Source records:
+++
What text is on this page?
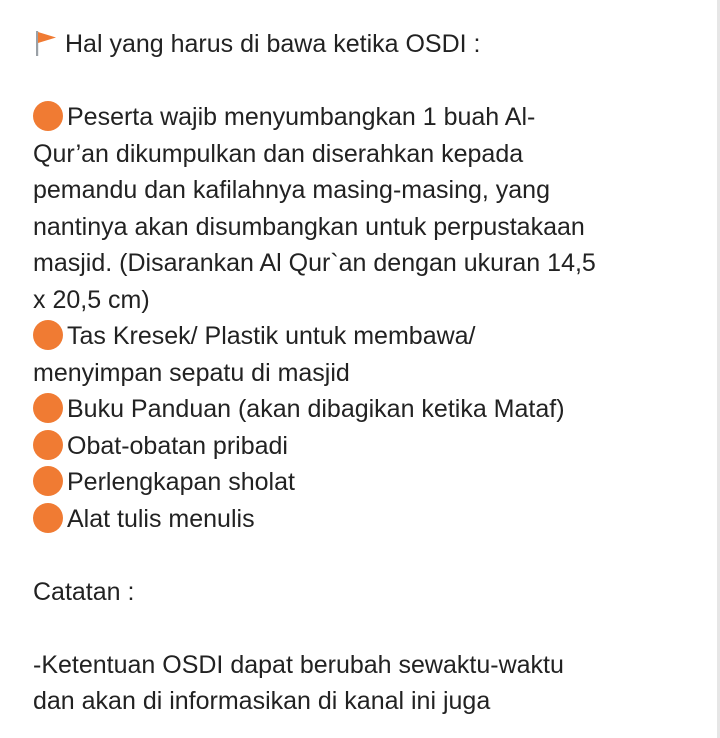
Hal yang harus di bawa ketika OSDI :
Peserta wajib menyumbangkan 1 buah Al-
Qur’an dikumpulkan dan diserahkan kepada
pemandu dan kafilahnya masing-masing, yang
nantinya akan disumbangkan untuk perpustakaan
masjid. (Disarankan Al Qur`an dengan ukuran 14,5
x 20,5 cm)
Tas Kresek/ Plastik untuk membawa/
menyimpan sepatu di masjid
Buku Panduan (akan dibagikan ketika Mataf)
Obat-obatan pribadi
Perlengkapan sholat
Alat tulis menulis
Catatan :
-Ketentuan OSDI dapat berubah sewaktu-waktu
dan akan di informasikan di kanal ini juga
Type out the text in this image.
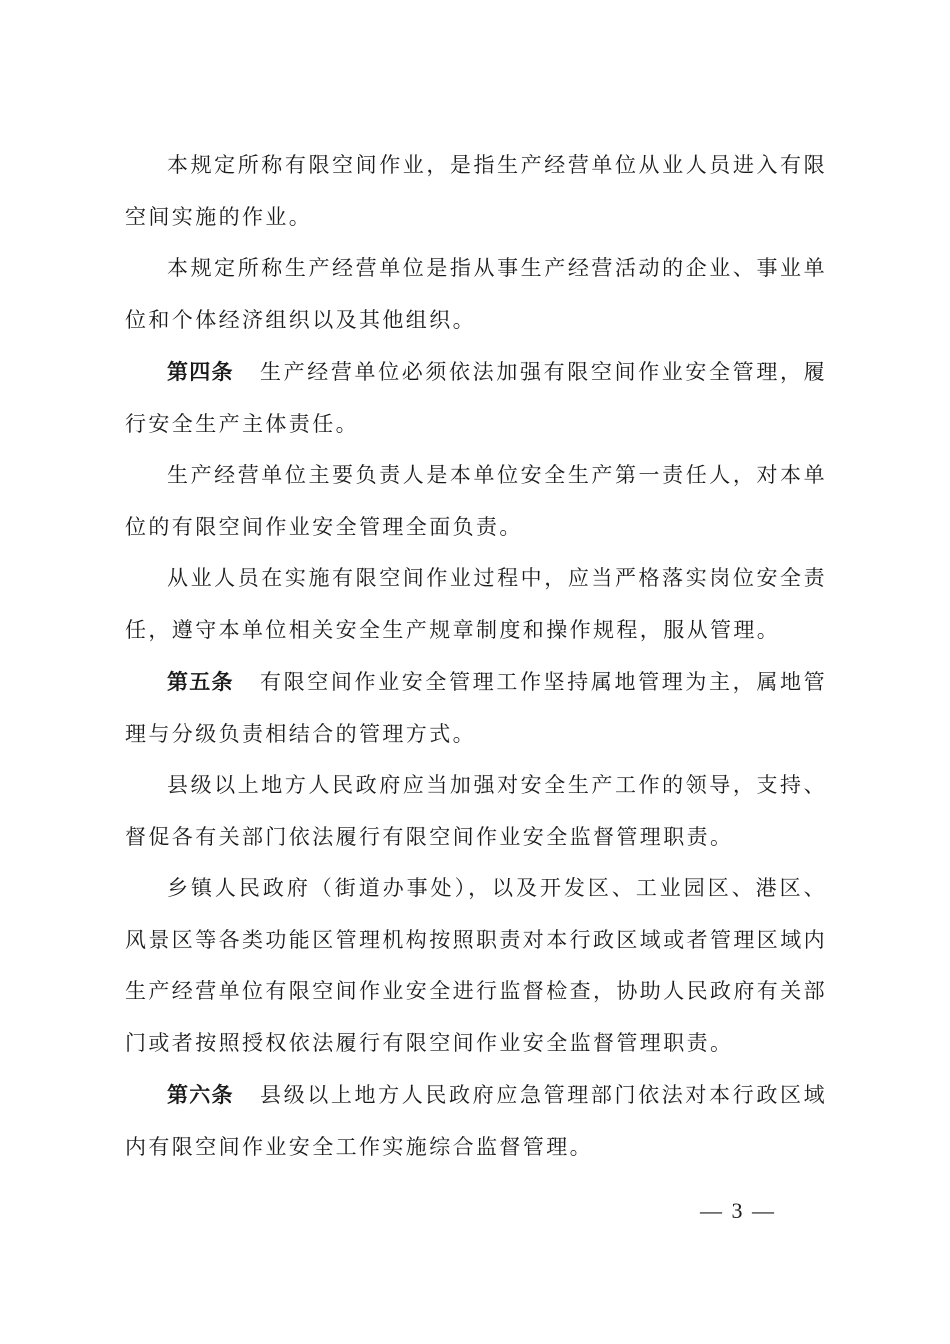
本规定所称有限空间作业，是指生产经营单位从业人员进入有限空间实施的作业。

本规定所称生产经营单位是指从事生产经营活动的企业、事业单位和个体经济组织以及其他组织。

第四条 生产经营单位必须依法加强有限空间作业安全管理，履行安全生产主体责任。

生产经营单位主要负责人是本单位安全生产第一责任人，对本单位的有限空间作业安全管理全面负责。

从业人员在实施有限空间作业过程中，应当严格落实岗位安全责任，遵守本单位相关安全生产规章制度和操作规程，服从管理。

第五条 有限空间作业安全管理工作坚持属地管理为主，属地管理与分级负责相结合的管理方式。

县级以上地方人民政府应当加强对安全生产工作的领导，支持、督促各有关部门依法履行有限空间作业安全监督管理职责。

乡镇人民政府（街道办事处），以及开发区、工业园区、港区、风景区等各类功能区管理机构按照职责对本行政区域或者管理区域内生产经营单位有限空间作业安全进行监督检查，协助人民政府有关部门或者按照授权依法履行有限空间作业安全监督管理职责。

第六条 县级以上地方人民政府应急管理部门依法对本行政区域内有限空间作业安全工作实施综合监督管理。

— 3 —
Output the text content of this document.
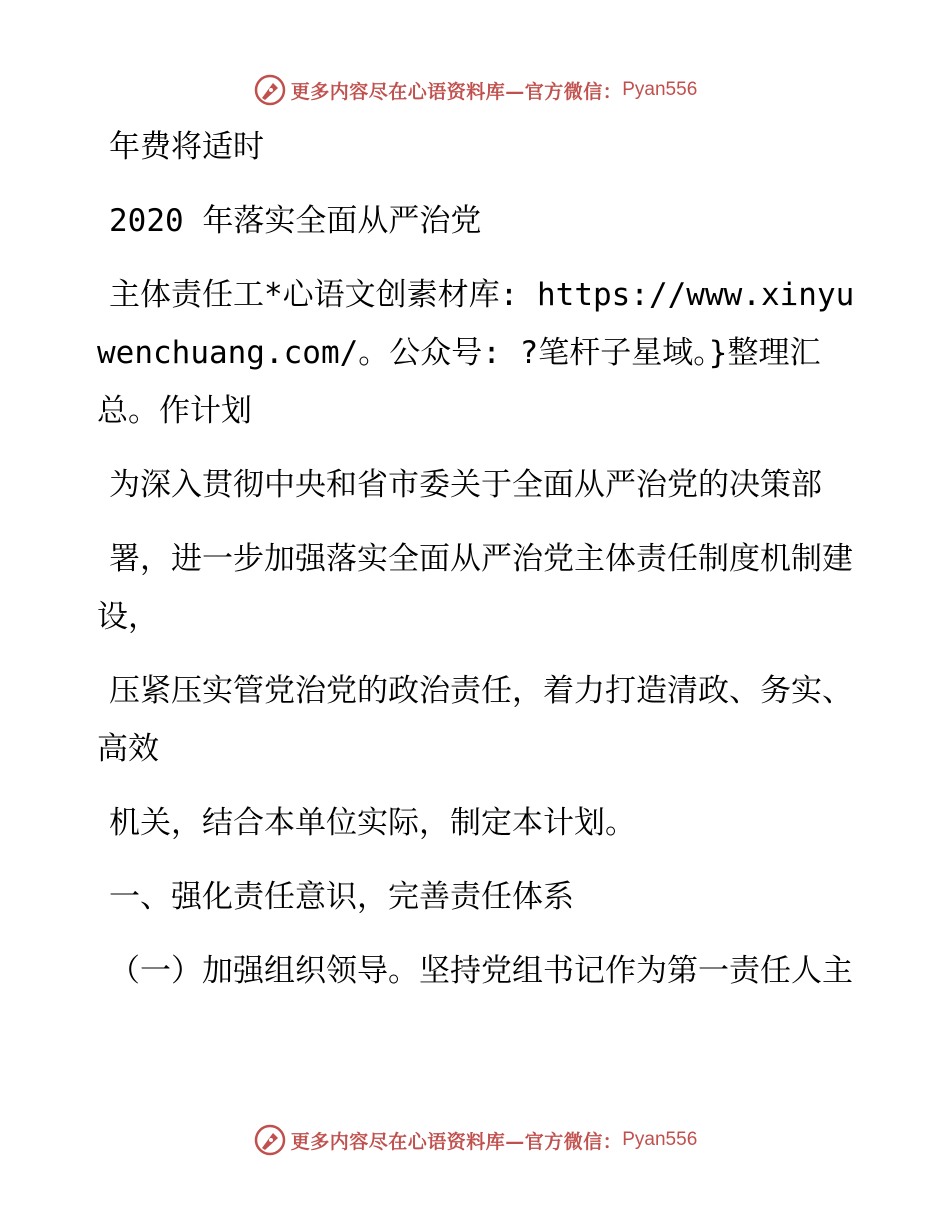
更多内容尽在心语资料库—官方微信： Pyan556

年费将适时

2020 年落实全面从严治党

主体责任工*心语文创素材库: https://www.xinyuwenchuang.com/。公众号: ?笔杆子星域。}整理汇总。作计划

为深入贯彻中央和省市委关于全面从严治党的决策部

署，进一步加强落实全面从严治党主体责任制度机制建设，

压紧压实管党治党的政治责任，着力打造清政、务实、高效

机关，结合本单位实际，制定本计划。

一、强化责任意识，完善责任体系

（一）加强组织领导。坚持党组书记作为第一责任人主

更多内容尽在心语资料库—官方微信： Pyan556
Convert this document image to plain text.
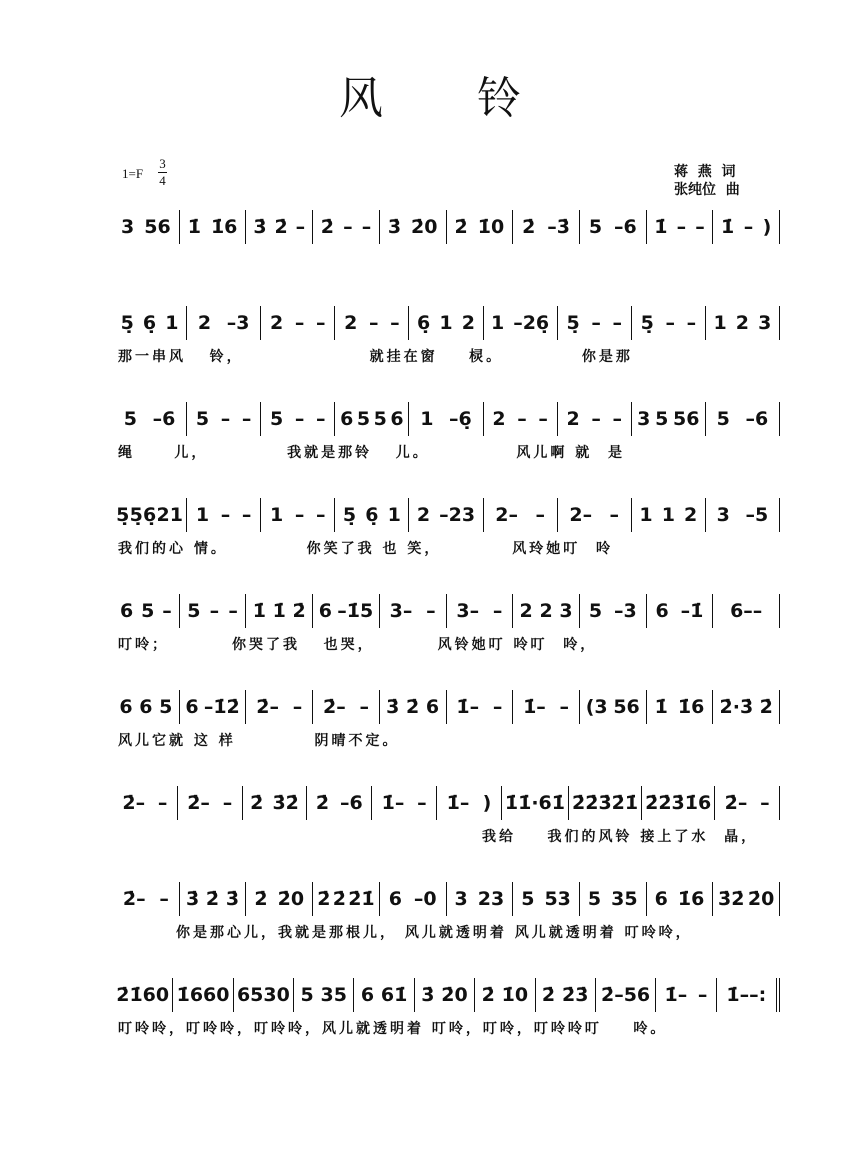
风 铃
1=F
3
4
蒋  燕  词
张纯位  曲
3 56 1̇ 1̇6 3̇ 2̇ – 2̇ – – 3̇ 2̇0 2̇ 1̇0 2̇ –3̇ 5 –6 1̇ – – 1̇ – )
5̣ 6̣ 1 2 –3 2 – – 2 – – 6̣ 1 2 1 –26̣ 5̣ – – 5̣ – – 1 2 3
那一串风   铃，                就挂在窗    棂。          你是那
5 –6 5 – – 5 – – 6 5 5 6 1 –6̣ 2 – – 2 – – 3 5 56 5 –6
绳     儿，          我就是那铃   儿。           风儿啊 就  是
5̣ 5̣ 6̣ 21 1 – – 1 – – 5̣ 6̣ 1 2 –23 2– – 2– – 1 1 2 3 –5
我们的心 情。          你笑了我 也 笑，         风玲她叮  呤
6 5 – 5 – – 1̇ 1̇ 2̇ 6 –1̇5 3– – 3– – 2 2 3 5 –3 6 –1̇ 6––
叮呤；        你哭了我   也哭，        风铃她叮 呤叮  呤，
6 6 5 6 –1̇2̇ 2̇– – 2̇– – 3̇ 2̇ 6 1̇– – 1̇– – (3 56 1̇ 1̇6 2̇·3̇ 2̇
风儿它就 这 样          阴晴不定。
2̇– – 2̇– – 2̇ 3̇2̇ 2̇ –6 1̇– – 1̇– ) 1̇ 1̇·61̇ 2̇2̇3̇2̇1̇ 2̇2̇3̇1̇6 2̇– –
我给    我们的风铃 接上了水  晶，
2̇– – 3̇ 2̇ 3̇ 2̇ 2̇0 2̇ 2̇ 2̇1̇ 6 –0 3 23 5 53 5 35 6 1̇6 3̇2̇ 2̇0
你是那心儿，我就是那根儿， 风儿就透明着 风儿就透明着 叮呤呤，
2̇1̇60 1̇660 6530 5 35 6 61̇ 3̇ 2̇0 2̇ 1̇0 2̇ 2̇3̇ 2̇–56 1̇– – 1̇––:
叮呤呤，叮呤呤，叮呤呤，风儿就透明着 叮呤，叮呤，叮呤呤叮    呤。
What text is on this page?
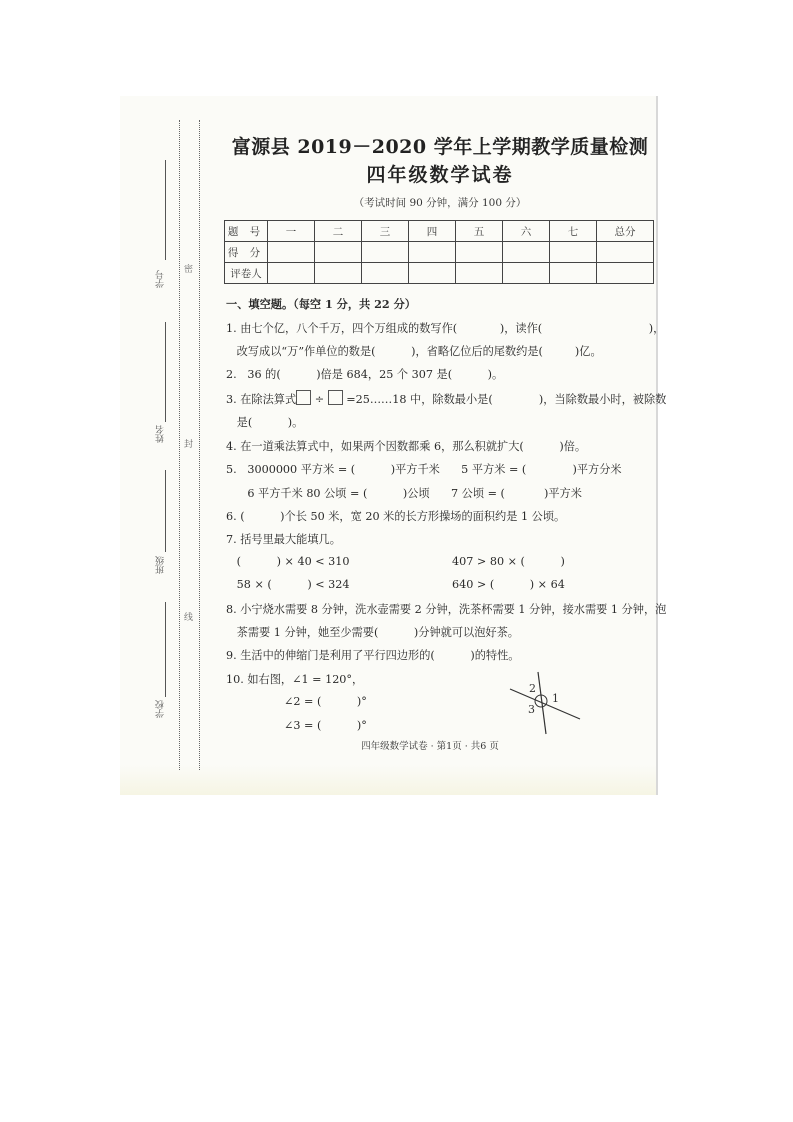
学号
姓名
班级
学校
密
封
线
富源县 2019－2020 学年上学期教学质量检测
四年级数学试卷
（考试时间 90 分钟，满分 100 分）
题 号	一	二	三	四	五	六	七	总分
得 分								
评卷人								
一、填空题。（每空 1 分，共 22 分）
1. 由七个亿，八个千万，四个万组成的数写作(            )，读作(                              )，
改写成以“万”作单位的数是(          )，省略亿位后的尾数约是(         )亿。
2.   36 的(          )倍是 684，25 个 307 是(          )。
3. 在除法算式 ÷ =25……18 中，除数最小是(             )，当除数最小时，被除数
是(          )。
4. 在一道乘法算式中，如果两个因数都乘 6，那么积就扩大(          )倍。
5.   3000000 平方米 = (          )平方千米      5 平方米 = (             )平方分米
6 平方千米 80 公顷 = (          )公顷      7 公顷 = (           )平方米
6. (          )个长 50 米，宽 20 米的长方形操场的面积约是 1 公顷。
7. 括号里最大能填几。
(          ) × 40 < 310	407 > 80 × (          )
58 × (          ) < 324	640 > (          ) × 64
8. 小宁烧水需要 8 分钟，洗水壶需要 2 分钟，洗茶杯需要 1 分钟，接水需要 1 分钟，泡
茶需要 1 分钟，她至少需要(          )分钟就可以泡好茶。
9. 生活中的伸缩门是利用了平行四边形的(          )的特性。
10. 如右图，∠1 = 120°，
∠2 = (          )°
∠3 = (          )°
1
2
3
四年级数学试卷 · 第1页 · 共6 页
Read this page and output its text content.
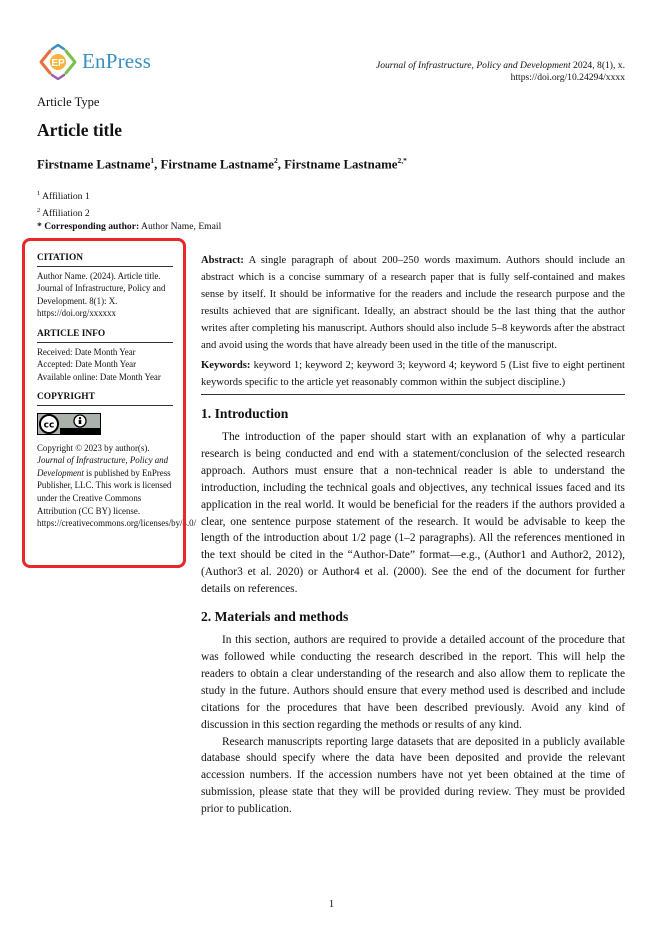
EP EnPress	Journal of Infrastructure, Policy and Development 2024, 8(1), x.
https://doi.org/10.24294/xxxx
Article Type
Article title
Firstname Lastname$^1$, Firstname Lastname$^2$, Firstname Lastname$^{2,*}$
$^1$ Affiliation 1
$^2$ Affiliation 2
* Corresponding author: Author Name, Email
CITATION

Author Name. (2024). Article title. Journal of Infrastructure, Policy and Development. 8(1): X. https://doi.org/xxxxxx

ARTICLE INFO

Received: Date Month Year

Accepted: Date Month Year

Available online: Date Month Year

COPYRIGHT
cc

Copyright © 2023 by author(s).

Journal of Infrastructure, Policy and Development is published by EnPress Publisher, LLC. This work is licensed under the Creative Commons Attribution (CC BY) license. https://creativecommons.org/licenses/by/4.0/

Abstract: A single paragraph of about 200–250 words maximum. Authors should include an abstract which is a concise summary of a research paper that is fully self-contained and makes sense by itself. It should be informative for the readers and include the research purpose and the results achieved that are significant. Ideally, an abstract should be the last thing that the author writes after completing his manuscript. Authors should also include 5–8 keywords after the abstract and avoid using the words that have already been used in the title of the manuscript.

Keywords: keyword 1; keyword 2; keyword 3; keyword 4; keyword 5 (List five to eight pertinent keywords specific to the article yet reasonably common within the subject discipline.)

1. Introduction

The introduction of the paper should start with an explanation of why a particular research is being conducted and end with a statement/conclusion of the selected research approach. Authors must ensure that a non-technical reader is able to understand the introduction, including the technical goals and objectives, any technical issues faced and its application in the real world. It would be beneficial for the readers if the authors provided a clear, one sentence purpose statement of the research. It would be advisable to keep the length of the introduction about 1/2 page (1–2 paragraphs). All the references mentioned in the text should be cited in the “Author-Date” format—e.g., (Author1 and Author2, 2012), (Author3 et al. 2020) or Author4 et al. (2000). See the end of the document for further details on references.

2. Materials and methods

In this section, authors are required to provide a detailed account of the procedure that was followed while conducting the research described in the report. This will help the readers to obtain a clear understanding of the research and also allow them to replicate the study in the future. Authors should ensure that every method used is described and include citations for the procedures that have been described previously. Avoid any kind of discussion in this section regarding the methods or results of any kind.

Research manuscripts reporting large datasets that are deposited in a publicly available database should specify where the data have been deposited and provide the relevant accession numbers. If the accession numbers have not yet been obtained at the time of submission, please state that they will be provided during review. They must be provided prior to publication.

1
+++
# [Exercise goal]
Copy out each line of the records that holds the string "EnPress".

# [Expected answer]
EP EnPress	Journal of Infrastructure, Policy and Development 2024, 8(1), x.
Journal of Infrastructure, Policy and Development is published by EnPress Publisher, LLC. This work is licensed under the Creative Commons Attribution (CC BY) license. https://creativecommons.org/licenses/by/4.0/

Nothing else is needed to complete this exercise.